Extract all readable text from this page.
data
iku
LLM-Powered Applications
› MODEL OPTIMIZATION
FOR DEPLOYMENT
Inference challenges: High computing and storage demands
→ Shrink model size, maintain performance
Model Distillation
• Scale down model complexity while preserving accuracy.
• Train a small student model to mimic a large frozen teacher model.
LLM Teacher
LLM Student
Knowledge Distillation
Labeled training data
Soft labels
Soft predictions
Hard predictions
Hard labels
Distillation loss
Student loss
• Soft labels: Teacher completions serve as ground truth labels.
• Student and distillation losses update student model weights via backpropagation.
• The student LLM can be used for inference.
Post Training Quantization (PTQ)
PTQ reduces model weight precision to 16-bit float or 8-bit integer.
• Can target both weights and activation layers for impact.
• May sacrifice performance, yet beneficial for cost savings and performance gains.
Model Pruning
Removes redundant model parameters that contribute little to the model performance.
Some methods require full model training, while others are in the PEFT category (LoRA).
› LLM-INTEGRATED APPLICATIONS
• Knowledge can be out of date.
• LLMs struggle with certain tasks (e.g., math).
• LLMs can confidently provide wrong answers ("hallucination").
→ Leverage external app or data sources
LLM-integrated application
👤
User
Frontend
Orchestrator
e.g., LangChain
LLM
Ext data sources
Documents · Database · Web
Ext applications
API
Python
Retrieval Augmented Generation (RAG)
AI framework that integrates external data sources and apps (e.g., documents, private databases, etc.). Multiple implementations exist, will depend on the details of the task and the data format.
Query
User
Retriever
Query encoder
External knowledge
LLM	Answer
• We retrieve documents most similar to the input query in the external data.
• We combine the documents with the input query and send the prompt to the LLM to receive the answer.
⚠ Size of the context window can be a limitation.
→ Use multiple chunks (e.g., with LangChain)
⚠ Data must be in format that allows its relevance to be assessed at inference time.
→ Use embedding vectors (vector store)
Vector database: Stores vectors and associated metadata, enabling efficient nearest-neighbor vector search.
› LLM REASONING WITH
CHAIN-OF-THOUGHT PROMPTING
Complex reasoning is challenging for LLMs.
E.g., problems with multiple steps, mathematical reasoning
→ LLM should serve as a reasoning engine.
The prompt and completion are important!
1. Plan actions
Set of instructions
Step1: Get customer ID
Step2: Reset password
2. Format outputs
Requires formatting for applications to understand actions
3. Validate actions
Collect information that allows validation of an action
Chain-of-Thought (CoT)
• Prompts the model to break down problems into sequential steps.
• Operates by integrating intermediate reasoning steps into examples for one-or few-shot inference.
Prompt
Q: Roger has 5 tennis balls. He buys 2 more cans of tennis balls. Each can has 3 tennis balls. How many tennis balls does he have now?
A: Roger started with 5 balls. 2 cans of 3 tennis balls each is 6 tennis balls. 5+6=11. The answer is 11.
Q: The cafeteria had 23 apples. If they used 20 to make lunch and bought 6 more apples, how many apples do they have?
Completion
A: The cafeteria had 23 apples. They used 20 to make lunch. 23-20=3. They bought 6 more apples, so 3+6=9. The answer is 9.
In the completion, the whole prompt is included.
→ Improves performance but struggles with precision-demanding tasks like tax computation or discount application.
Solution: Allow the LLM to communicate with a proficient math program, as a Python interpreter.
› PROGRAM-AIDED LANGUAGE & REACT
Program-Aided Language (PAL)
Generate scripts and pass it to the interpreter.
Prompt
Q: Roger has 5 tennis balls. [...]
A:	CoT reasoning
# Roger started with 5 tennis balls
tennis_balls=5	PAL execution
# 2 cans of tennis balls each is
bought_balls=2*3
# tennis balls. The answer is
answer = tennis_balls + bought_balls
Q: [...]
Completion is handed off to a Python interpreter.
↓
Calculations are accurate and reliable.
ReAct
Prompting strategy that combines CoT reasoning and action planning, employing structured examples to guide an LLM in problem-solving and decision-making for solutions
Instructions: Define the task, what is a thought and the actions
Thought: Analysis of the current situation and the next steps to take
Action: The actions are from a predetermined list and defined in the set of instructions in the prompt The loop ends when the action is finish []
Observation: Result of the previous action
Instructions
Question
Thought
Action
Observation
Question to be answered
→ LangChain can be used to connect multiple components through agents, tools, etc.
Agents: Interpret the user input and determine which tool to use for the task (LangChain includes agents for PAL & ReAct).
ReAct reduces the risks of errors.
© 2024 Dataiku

• **Directive**
Repeat the data precisely, reproducing every entry.

• **Completed task**
Extract all readable text from this page.
data
iku
LLM-Powered Applications
› MODEL OPTIMIZATION
FOR DEPLOYMENT
Inference challenges: High computing and storage demands
→ Shrink model size, maintain performance
Model Distillation
• Scale down model complexity while preserving accuracy.
• Train a small student model to mimic a large frozen teacher model.
LLM Teacher
LLM Student
Knowledge Distillation
Labeled training data
Soft labels
Soft predictions
Hard predictions
Hard labels
Distillation loss
Student loss
• Soft labels: Teacher completions serve as ground truth labels.
• Student and distillation losses update student model weights via backpropagation.
• The student LLM can be used for inference.
Post Training Quantization (PTQ)
PTQ reduces model weight precision to 16-bit float or 8-bit integer.
• Can target both weights and activation layers for impact.
• May sacrifice performance, yet beneficial for cost savings and performance gains.
Model Pruning
Removes redundant model parameters that contribute little to the model performance.
Some methods require full model training, while others are in the PEFT category (LoRA).
› LLM-INTEGRATED APPLICATIONS
• Knowledge can be out of date.
• LLMs struggle with certain tasks (e.g., math).
• LLMs can confidently provide wrong answers ("hallucination").
→ Leverage external app or data sources
LLM-integrated application
👤
User
Frontend
Orchestrator
e.g., LangChain
LLM
Ext data sources
Documents · Database · Web
Ext applications
API
Python
Retrieval Augmented Generation (RAG)
AI framework that integrates external data sources and apps (e.g., documents, private databases, etc.). Multiple implementations exist, will depend on the details of the task and the data format.
Query
User
Retriever
Query encoder
External knowledge
LLM	Answer
• We retrieve documents most similar to the input query in the external data.
• We combine the documents with the input query and send the prompt to the LLM to receive the answer.
⚠ Size of the context window can be a limitation.
→ Use multiple chunks (e.g., with LangChain)
⚠ Data must be in format that allows its relevance to be assessed at inference time.
→ Use embedding vectors (vector store)
Vector database: Stores vectors and associated metadata, enabling efficient nearest-neighbor vector search.
› LLM REASONING WITH
CHAIN-OF-THOUGHT PROMPTING
Complex reasoning is challenging for LLMs.
E.g., problems with multiple steps, mathematical reasoning
→ LLM should serve as a reasoning engine.
The prompt and completion are important!
1. Plan actions
Set of instructions
Step1: Get customer ID
Step2: Reset password
2. Format outputs
Requires formatting for applications to understand actions
3. Validate actions
Collect information that allows validation of an action
Chain-of-Thought (CoT)
• Prompts the model to break down problems into sequential steps.
• Operates by integrating intermediate reasoning steps into examples for one-or few-shot inference.
Prompt
Q: Roger has 5 tennis balls. He buys 2 more cans of tennis balls. Each can has 3 tennis balls. How many tennis balls does he have now?
A: Roger started with 5 balls. 2 cans of 3 tennis balls each is 6 tennis balls. 5+6=11. The answer is 11.
Q: The cafeteria had 23 apples. If they used 20 to make lunch and bought 6 more apples, how many apples do they have?
Completion
A: The cafeteria had 23 apples. They used 20 to make lunch. 23-20=3. They bought 6 more apples, so 3+6=9. The answer is 9.
In the completion, the whole prompt is included.
→ Improves performance but struggles with precision-demanding tasks like tax computation or discount application.
Solution: Allow the LLM to communicate with a proficient math program, as a Python interpreter.
› PROGRAM-AIDED LANGUAGE & REACT
Program-Aided Language (PAL)
Generate scripts and pass it to the interpreter.
Prompt
Q: Roger has 5 tennis balls. [...]
A:	CoT reasoning
# Roger started with 5 tennis balls
tennis_balls=5	PAL execution
# 2 cans of tennis balls each is
bought_balls=2*3
# tennis balls. The answer is
answer = tennis_balls + bought_balls
Q: [...]
Completion is handed off to a Python interpreter.
↓
Calculations are accurate and reliable.
ReAct
Prompting strategy that combines CoT reasoning and action planning, employing structured examples to guide an LLM in problem-solving and decision-making for solutions
Instructions: Define the task, what is a thought and the actions
Thought: Analysis of the current situation and the next steps to take
Action: The actions are from a predetermined list and defined in the set of instructions in the prompt The loop ends when the action is finish []
Observation: Result of the previous action
Instructions
Question
Thought
Action
Observation
Question to be answered
→ LangChain can be used to connect multiple components through agents, tools, etc.
Agents: Interpret the user input and determine which tool to use for the task (LangChain includes agents for PAL & ReAct).
ReAct reduces the risks of errors.
© 2024 Dataiku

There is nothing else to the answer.